What you will do:
Copy every line of the records below verbatim, preserving each character, space, and line break.

[Layout region records]
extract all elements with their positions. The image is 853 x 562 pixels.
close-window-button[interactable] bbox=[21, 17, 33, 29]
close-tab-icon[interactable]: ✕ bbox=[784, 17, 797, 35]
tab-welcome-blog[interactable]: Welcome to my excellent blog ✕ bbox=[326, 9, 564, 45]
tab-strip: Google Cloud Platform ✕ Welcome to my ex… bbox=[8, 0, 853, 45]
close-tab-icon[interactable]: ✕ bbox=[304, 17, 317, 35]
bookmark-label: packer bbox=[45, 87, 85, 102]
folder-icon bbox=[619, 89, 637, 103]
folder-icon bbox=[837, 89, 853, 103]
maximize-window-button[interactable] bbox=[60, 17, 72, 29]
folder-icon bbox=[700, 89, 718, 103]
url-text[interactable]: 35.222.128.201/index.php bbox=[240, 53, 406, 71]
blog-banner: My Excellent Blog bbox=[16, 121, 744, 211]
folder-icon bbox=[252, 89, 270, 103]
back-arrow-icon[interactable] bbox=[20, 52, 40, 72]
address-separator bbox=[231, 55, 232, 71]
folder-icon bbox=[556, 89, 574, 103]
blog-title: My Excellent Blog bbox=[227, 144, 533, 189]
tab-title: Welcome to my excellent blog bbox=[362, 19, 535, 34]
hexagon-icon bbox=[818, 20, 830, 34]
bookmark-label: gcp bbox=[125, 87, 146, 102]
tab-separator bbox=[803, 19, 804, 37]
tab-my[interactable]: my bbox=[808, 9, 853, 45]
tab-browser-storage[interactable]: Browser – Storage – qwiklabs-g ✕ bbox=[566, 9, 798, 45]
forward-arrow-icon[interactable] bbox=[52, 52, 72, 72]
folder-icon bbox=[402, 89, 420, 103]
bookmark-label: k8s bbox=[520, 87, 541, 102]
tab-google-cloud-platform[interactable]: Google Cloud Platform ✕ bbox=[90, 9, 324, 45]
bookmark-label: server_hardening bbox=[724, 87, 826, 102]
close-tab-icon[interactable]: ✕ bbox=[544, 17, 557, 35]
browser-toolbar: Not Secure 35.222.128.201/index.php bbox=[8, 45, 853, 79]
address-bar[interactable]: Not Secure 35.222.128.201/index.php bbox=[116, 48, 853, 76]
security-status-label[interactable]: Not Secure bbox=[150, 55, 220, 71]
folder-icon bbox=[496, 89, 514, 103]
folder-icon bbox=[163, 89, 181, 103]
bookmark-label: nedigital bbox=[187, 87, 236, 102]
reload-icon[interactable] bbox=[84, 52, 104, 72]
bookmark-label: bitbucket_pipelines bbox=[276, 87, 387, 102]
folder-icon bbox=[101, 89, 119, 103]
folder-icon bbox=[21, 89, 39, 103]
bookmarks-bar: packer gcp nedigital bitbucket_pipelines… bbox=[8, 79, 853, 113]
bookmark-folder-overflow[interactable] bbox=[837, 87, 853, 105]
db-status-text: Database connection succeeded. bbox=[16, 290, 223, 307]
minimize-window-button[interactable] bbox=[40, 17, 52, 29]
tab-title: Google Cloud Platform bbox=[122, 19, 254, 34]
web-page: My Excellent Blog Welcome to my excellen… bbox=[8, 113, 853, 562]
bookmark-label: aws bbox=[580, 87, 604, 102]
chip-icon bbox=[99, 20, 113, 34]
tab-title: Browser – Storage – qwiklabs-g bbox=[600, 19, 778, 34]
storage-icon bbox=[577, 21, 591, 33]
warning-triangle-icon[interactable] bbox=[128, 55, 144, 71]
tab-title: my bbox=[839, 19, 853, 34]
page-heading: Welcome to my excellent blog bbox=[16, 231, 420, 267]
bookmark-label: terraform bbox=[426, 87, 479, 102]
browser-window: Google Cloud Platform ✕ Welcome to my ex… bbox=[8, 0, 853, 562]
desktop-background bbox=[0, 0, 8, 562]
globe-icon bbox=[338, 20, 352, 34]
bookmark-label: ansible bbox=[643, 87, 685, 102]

Solution to this problem:
extract all elements with their positions. The image is 853 x 562 pixels.
close-window-button[interactable] bbox=[21, 17, 33, 29]
close-tab-icon[interactable]: ✕ bbox=[784, 17, 797, 35]
tab-welcome-blog[interactable]: Welcome to my excellent blog ✕ bbox=[326, 9, 564, 45]
tab-strip: Google Cloud Platform ✕ Welcome to my ex… bbox=[8, 0, 853, 45]
close-tab-icon[interactable]: ✕ bbox=[304, 17, 317, 35]
bookmark-label: packer bbox=[45, 87, 85, 102]
folder-icon bbox=[619, 89, 637, 103]
folder-icon bbox=[837, 89, 853, 103]
maximize-window-button[interactable] bbox=[60, 17, 72, 29]
folder-icon bbox=[700, 89, 718, 103]
url-text[interactable]: 35.222.128.201/index.php bbox=[240, 53, 406, 71]
blog-banner: My Excellent Blog bbox=[16, 121, 744, 211]
folder-icon bbox=[252, 89, 270, 103]
back-arrow-icon[interactable] bbox=[20, 52, 40, 72]
address-separator bbox=[231, 55, 232, 71]
folder-icon bbox=[556, 89, 574, 103]
blog-title: My Excellent Blog bbox=[227, 144, 533, 189]
tab-title: Welcome to my excellent blog bbox=[362, 19, 535, 34]
hexagon-icon bbox=[818, 20, 830, 34]
bookmark-label: gcp bbox=[125, 87, 146, 102]
tab-separator bbox=[803, 19, 804, 37]
tab-my[interactable]: my bbox=[808, 9, 853, 45]
tab-browser-storage[interactable]: Browser – Storage – qwiklabs-g ✕ bbox=[566, 9, 798, 45]
forward-arrow-icon[interactable] bbox=[52, 52, 72, 72]
folder-icon bbox=[402, 89, 420, 103]
bookmark-label: k8s bbox=[520, 87, 541, 102]
tab-google-cloud-platform[interactable]: Google Cloud Platform ✕ bbox=[90, 9, 324, 45]
bookmark-label: server_hardening bbox=[724, 87, 826, 102]
close-tab-icon[interactable]: ✕ bbox=[544, 17, 557, 35]
browser-toolbar: Not Secure 35.222.128.201/index.php bbox=[8, 45, 853, 79]
address-bar[interactable]: Not Secure 35.222.128.201/index.php bbox=[116, 48, 853, 76]
security-status-label[interactable]: Not Secure bbox=[150, 55, 220, 71]
folder-icon bbox=[496, 89, 514, 103]
folder-icon bbox=[163, 89, 181, 103]
bookmark-label: nedigital bbox=[187, 87, 236, 102]
reload-icon[interactable] bbox=[84, 52, 104, 72]
bookmark-label: bitbucket_pipelines bbox=[276, 87, 387, 102]
folder-icon bbox=[101, 89, 119, 103]
folder-icon bbox=[21, 89, 39, 103]
bookmarks-bar: packer gcp nedigital bitbucket_pipelines… bbox=[8, 79, 853, 113]
bookmark-folder-overflow[interactable] bbox=[837, 87, 853, 105]
db-status-text: Database connection succeeded. bbox=[16, 290, 223, 307]
minimize-window-button[interactable] bbox=[40, 17, 52, 29]
tab-title: Google Cloud Platform bbox=[122, 19, 254, 34]
web-page: My Excellent Blog Welcome to my excellen… bbox=[8, 113, 853, 562]
bookmark-label: aws bbox=[580, 87, 604, 102]
chip-icon bbox=[99, 20, 113, 34]
tab-title: Browser – Storage – qwiklabs-g bbox=[600, 19, 778, 34]
storage-icon bbox=[577, 21, 591, 33]
warning-triangle-icon[interactable] bbox=[128, 55, 144, 71]
tab-title: my bbox=[839, 19, 853, 34]
page-heading: Welcome to my excellent blog bbox=[16, 231, 420, 267]
bookmark-label: terraform bbox=[426, 87, 479, 102]
browser-window: Google Cloud Platform ✕ Welcome to my ex… bbox=[8, 0, 853, 562]
desktop-background bbox=[0, 0, 8, 562]
globe-icon bbox=[338, 20, 352, 34]
bookmark-label: ansible bbox=[643, 87, 685, 102]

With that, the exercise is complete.